• TASK PROMPT
Repeat the listing in full. Nothing may be added or left out.

## start INPUT ROWS

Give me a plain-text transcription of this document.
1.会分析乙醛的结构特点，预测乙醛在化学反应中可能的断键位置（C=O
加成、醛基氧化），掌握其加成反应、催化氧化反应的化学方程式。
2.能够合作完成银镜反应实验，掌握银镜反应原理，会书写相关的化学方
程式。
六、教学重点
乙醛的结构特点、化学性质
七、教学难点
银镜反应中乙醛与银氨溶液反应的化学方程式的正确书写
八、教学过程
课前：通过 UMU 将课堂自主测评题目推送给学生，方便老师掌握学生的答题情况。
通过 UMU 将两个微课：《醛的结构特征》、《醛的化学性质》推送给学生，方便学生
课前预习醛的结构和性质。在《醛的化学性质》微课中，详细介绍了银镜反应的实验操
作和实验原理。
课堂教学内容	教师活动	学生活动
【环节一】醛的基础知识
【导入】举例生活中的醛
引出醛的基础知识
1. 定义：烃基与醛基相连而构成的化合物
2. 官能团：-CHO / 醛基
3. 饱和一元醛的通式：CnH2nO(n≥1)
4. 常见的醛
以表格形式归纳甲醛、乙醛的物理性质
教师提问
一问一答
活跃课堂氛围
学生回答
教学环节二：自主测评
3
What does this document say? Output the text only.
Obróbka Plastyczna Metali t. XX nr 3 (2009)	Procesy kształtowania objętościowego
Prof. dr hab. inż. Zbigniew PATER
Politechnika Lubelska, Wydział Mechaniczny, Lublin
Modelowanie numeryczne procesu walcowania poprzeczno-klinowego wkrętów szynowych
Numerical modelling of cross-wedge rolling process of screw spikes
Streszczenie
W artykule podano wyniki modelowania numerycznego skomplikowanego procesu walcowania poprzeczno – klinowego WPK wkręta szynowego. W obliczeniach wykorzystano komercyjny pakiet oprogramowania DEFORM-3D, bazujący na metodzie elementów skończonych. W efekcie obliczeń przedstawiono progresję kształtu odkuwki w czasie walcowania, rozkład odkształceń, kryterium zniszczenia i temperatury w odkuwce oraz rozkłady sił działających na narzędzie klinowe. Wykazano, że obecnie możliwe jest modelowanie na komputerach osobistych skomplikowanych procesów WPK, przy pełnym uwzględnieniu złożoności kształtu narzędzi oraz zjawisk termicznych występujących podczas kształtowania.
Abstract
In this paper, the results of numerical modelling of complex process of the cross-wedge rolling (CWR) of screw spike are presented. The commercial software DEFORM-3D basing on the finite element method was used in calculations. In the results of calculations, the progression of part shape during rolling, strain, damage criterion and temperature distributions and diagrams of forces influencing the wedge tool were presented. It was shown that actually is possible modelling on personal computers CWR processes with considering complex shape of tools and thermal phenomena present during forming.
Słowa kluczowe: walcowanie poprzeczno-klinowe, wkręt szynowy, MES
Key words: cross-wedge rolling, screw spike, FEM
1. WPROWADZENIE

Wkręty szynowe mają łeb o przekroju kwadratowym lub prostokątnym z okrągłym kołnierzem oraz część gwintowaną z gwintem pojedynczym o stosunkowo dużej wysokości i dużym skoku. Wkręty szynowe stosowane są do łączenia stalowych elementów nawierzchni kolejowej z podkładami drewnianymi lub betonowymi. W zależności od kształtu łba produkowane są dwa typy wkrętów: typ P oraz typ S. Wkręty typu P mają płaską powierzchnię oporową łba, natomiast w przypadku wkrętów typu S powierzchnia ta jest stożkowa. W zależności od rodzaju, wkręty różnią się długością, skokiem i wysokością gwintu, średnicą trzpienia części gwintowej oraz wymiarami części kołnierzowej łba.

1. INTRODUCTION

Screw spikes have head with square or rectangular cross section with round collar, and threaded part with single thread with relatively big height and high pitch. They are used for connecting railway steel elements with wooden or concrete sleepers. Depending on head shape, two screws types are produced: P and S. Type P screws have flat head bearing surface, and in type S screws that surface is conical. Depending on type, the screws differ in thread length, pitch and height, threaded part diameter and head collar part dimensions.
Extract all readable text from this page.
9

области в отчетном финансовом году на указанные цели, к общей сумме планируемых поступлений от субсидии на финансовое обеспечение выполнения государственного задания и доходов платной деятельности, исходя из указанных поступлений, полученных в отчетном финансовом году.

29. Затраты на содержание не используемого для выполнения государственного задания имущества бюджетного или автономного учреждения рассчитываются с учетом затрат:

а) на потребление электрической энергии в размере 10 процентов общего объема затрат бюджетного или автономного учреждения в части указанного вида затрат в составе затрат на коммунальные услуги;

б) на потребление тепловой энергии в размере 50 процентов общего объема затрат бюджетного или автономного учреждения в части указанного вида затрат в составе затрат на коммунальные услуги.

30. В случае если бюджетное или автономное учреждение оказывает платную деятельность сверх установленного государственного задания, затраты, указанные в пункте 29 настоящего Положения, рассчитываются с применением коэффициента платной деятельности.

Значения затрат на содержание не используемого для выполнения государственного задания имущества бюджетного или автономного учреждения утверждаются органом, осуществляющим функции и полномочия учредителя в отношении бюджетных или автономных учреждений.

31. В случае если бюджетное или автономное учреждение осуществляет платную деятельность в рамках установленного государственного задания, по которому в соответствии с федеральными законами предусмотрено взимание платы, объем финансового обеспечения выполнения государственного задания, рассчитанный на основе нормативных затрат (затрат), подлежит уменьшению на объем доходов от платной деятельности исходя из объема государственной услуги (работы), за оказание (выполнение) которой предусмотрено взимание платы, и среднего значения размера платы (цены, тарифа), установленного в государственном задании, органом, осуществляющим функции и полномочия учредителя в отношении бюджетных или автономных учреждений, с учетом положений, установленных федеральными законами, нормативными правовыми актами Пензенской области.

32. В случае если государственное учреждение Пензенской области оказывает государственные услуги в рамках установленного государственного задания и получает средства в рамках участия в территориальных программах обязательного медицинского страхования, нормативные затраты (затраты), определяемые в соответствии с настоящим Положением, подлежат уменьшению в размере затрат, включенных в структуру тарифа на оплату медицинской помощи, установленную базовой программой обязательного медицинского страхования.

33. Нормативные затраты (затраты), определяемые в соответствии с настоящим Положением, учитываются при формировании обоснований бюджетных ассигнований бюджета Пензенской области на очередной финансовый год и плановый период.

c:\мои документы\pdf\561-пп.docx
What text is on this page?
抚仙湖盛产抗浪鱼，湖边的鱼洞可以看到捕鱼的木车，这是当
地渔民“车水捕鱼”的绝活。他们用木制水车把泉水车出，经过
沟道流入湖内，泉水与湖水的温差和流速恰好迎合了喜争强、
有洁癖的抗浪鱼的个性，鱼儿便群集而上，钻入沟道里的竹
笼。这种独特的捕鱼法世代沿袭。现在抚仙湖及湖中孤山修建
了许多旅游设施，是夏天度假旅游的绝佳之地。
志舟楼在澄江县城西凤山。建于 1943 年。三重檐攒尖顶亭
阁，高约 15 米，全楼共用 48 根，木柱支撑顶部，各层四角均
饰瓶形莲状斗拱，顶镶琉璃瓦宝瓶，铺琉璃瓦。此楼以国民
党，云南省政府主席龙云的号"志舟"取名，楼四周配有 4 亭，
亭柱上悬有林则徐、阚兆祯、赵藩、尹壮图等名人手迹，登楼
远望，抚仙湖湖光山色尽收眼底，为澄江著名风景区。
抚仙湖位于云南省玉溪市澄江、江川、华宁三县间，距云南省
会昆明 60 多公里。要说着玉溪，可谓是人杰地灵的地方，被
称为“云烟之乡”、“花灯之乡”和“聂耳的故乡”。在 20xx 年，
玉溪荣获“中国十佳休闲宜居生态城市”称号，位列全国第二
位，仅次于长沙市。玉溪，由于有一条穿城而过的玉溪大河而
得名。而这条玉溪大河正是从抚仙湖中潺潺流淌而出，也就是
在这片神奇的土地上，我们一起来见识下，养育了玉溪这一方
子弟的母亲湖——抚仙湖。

## end INPUT ROWS

• THE RESPONSE
Give me a plain-text transcription of this document.
1.会分析乙醛的结构特点，预测乙醛在化学反应中可能的断键位置（C=O
加成、醛基氧化），掌握其加成反应、催化氧化反应的化学方程式。
2.能够合作完成银镜反应实验，掌握银镜反应原理，会书写相关的化学方
程式。
六、教学重点
乙醛的结构特点、化学性质
七、教学难点
银镜反应中乙醛与银氨溶液反应的化学方程式的正确书写
八、教学过程
课前：通过 UMU 将课堂自主测评题目推送给学生，方便老师掌握学生的答题情况。
通过 UMU 将两个微课：《醛的结构特征》、《醛的化学性质》推送给学生，方便学生
课前预习醛的结构和性质。在《醛的化学性质》微课中，详细介绍了银镜反应的实验操
作和实验原理。
课堂教学内容	教师活动	学生活动
【环节一】醛的基础知识
【导入】举例生活中的醛
引出醛的基础知识
1. 定义：烃基与醛基相连而构成的化合物
2. 官能团：-CHO / 醛基
3. 饱和一元醛的通式：CnH2nO(n≥1)
4. 常见的醛
以表格形式归纳甲醛、乙醛的物理性质
教师提问
一问一答
活跃课堂氛围
学生回答
教学环节二：自主测评
3
What does this document say? Output the text only.
Obróbka Plastyczna Metali t. XX nr 3 (2009)	Procesy kształtowania objętościowego
Prof. dr hab. inż. Zbigniew PATER
Politechnika Lubelska, Wydział Mechaniczny, Lublin
Modelowanie numeryczne procesu walcowania poprzeczno-klinowego wkrętów szynowych
Numerical modelling of cross-wedge rolling process of screw spikes
Streszczenie
W artykule podano wyniki modelowania numerycznego skomplikowanego procesu walcowania poprzeczno – klinowego WPK wkręta szynowego. W obliczeniach wykorzystano komercyjny pakiet oprogramowania DEFORM-3D, bazujący na metodzie elementów skończonych. W efekcie obliczeń przedstawiono progresję kształtu odkuwki w czasie walcowania, rozkład odkształceń, kryterium zniszczenia i temperatury w odkuwce oraz rozkłady sił działających na narzędzie klinowe. Wykazano, że obecnie możliwe jest modelowanie na komputerach osobistych skomplikowanych procesów WPK, przy pełnym uwzględnieniu złożoności kształtu narzędzi oraz zjawisk termicznych występujących podczas kształtowania.
Abstract
In this paper, the results of numerical modelling of complex process of the cross-wedge rolling (CWR) of screw spike are presented. The commercial software DEFORM-3D basing on the finite element method was used in calculations. In the results of calculations, the progression of part shape during rolling, strain, damage criterion and temperature distributions and diagrams of forces influencing the wedge tool were presented. It was shown that actually is possible modelling on personal computers CWR processes with considering complex shape of tools and thermal phenomena present during forming.
Słowa kluczowe: walcowanie poprzeczno-klinowe, wkręt szynowy, MES
Key words: cross-wedge rolling, screw spike, FEM
1. WPROWADZENIE

Wkręty szynowe mają łeb o przekroju kwadratowym lub prostokątnym z okrągłym kołnierzem oraz część gwintowaną z gwintem pojedynczym o stosunkowo dużej wysokości i dużym skoku. Wkręty szynowe stosowane są do łączenia stalowych elementów nawierzchni kolejowej z podkładami drewnianymi lub betonowymi. W zależności od kształtu łba produkowane są dwa typy wkrętów: typ P oraz typ S. Wkręty typu P mają płaską powierzchnię oporową łba, natomiast w przypadku wkrętów typu S powierzchnia ta jest stożkowa. W zależności od rodzaju, wkręty różnią się długością, skokiem i wysokością gwintu, średnicą trzpienia części gwintowej oraz wymiarami części kołnierzowej łba.

1. INTRODUCTION

Screw spikes have head with square or rectangular cross section with round collar, and threaded part with single thread with relatively big height and high pitch. They are used for connecting railway steel elements with wooden or concrete sleepers. Depending on head shape, two screws types are produced: P and S. Type P screws have flat head bearing surface, and in type S screws that surface is conical. Depending on type, the screws differ in thread length, pitch and height, threaded part diameter and head collar part dimensions.
Extract all readable text from this page.
9

области в отчетном финансовом году на указанные цели, к общей сумме планируемых поступлений от субсидии на финансовое обеспечение выполнения государственного задания и доходов платной деятельности, исходя из указанных поступлений, полученных в отчетном финансовом году.

29. Затраты на содержание не используемого для выполнения государственного задания имущества бюджетного или автономного учреждения рассчитываются с учетом затрат:

а) на потребление электрической энергии в размере 10 процентов общего объема затрат бюджетного или автономного учреждения в части указанного вида затрат в составе затрат на коммунальные услуги;

б) на потребление тепловой энергии в размере 50 процентов общего объема затрат бюджетного или автономного учреждения в части указанного вида затрат в составе затрат на коммунальные услуги.

30. В случае если бюджетное или автономное учреждение оказывает платную деятельность сверх установленного государственного задания, затраты, указанные в пункте 29 настоящего Положения, рассчитываются с применением коэффициента платной деятельности.

Значения затрат на содержание не используемого для выполнения государственного задания имущества бюджетного или автономного учреждения утверждаются органом, осуществляющим функции и полномочия учредителя в отношении бюджетных или автономных учреждений.

31. В случае если бюджетное или автономное учреждение осуществляет платную деятельность в рамках установленного государственного задания, по которому в соответствии с федеральными законами предусмотрено взимание платы, объем финансового обеспечения выполнения государственного задания, рассчитанный на основе нормативных затрат (затрат), подлежит уменьшению на объем доходов от платной деятельности исходя из объема государственной услуги (работы), за оказание (выполнение) которой предусмотрено взимание платы, и среднего значения размера платы (цены, тарифа), установленного в государственном задании, органом, осуществляющим функции и полномочия учредителя в отношении бюджетных или автономных учреждений, с учетом положений, установленных федеральными законами, нормативными правовыми актами Пензенской области.

32. В случае если государственное учреждение Пензенской области оказывает государственные услуги в рамках установленного государственного задания и получает средства в рамках участия в территориальных программах обязательного медицинского страхования, нормативные затраты (затраты), определяемые в соответствии с настоящим Положением, подлежат уменьшению в размере затрат, включенных в структуру тарифа на оплату медицинской помощи, установленную базовой программой обязательного медицинского страхования.

33. Нормативные затраты (затраты), определяемые в соответствии с настоящим Положением, учитываются при формировании обоснований бюджетных ассигнований бюджета Пензенской области на очередной финансовый год и плановый период.

c:\мои документы\pdf\561-пп.docx
What text is on this page?
抚仙湖盛产抗浪鱼，湖边的鱼洞可以看到捕鱼的木车，这是当
地渔民“车水捕鱼”的绝活。他们用木制水车把泉水车出，经过
沟道流入湖内，泉水与湖水的温差和流速恰好迎合了喜争强、
有洁癖的抗浪鱼的个性，鱼儿便群集而上，钻入沟道里的竹
笼。这种独特的捕鱼法世代沿袭。现在抚仙湖及湖中孤山修建
了许多旅游设施，是夏天度假旅游的绝佳之地。
志舟楼在澄江县城西凤山。建于 1943 年。三重檐攒尖顶亭
阁，高约 15 米，全楼共用 48 根，木柱支撑顶部，各层四角均
饰瓶形莲状斗拱，顶镶琉璃瓦宝瓶，铺琉璃瓦。此楼以国民
党，云南省政府主席龙云的号"志舟"取名，楼四周配有 4 亭，
亭柱上悬有林则徐、阚兆祯、赵藩、尹壮图等名人手迹，登楼
远望，抚仙湖湖光山色尽收眼底，为澄江著名风景区。
抚仙湖位于云南省玉溪市澄江、江川、华宁三县间，距云南省
会昆明 60 多公里。要说着玉溪，可谓是人杰地灵的地方，被
称为“云烟之乡”、“花灯之乡”和“聂耳的故乡”。在 20xx 年，
玉溪荣获“中国十佳休闲宜居生态城市”称号，位列全国第二
位，仅次于长沙市。玉溪，由于有一条穿城而过的玉溪大河而
得名。而这条玉溪大河正是从抚仙湖中潺潺流淌而出，也就是
在这片神奇的土地上，我们一起来见识下，养育了玉溪这一方
子弟的母亲湖——抚仙湖。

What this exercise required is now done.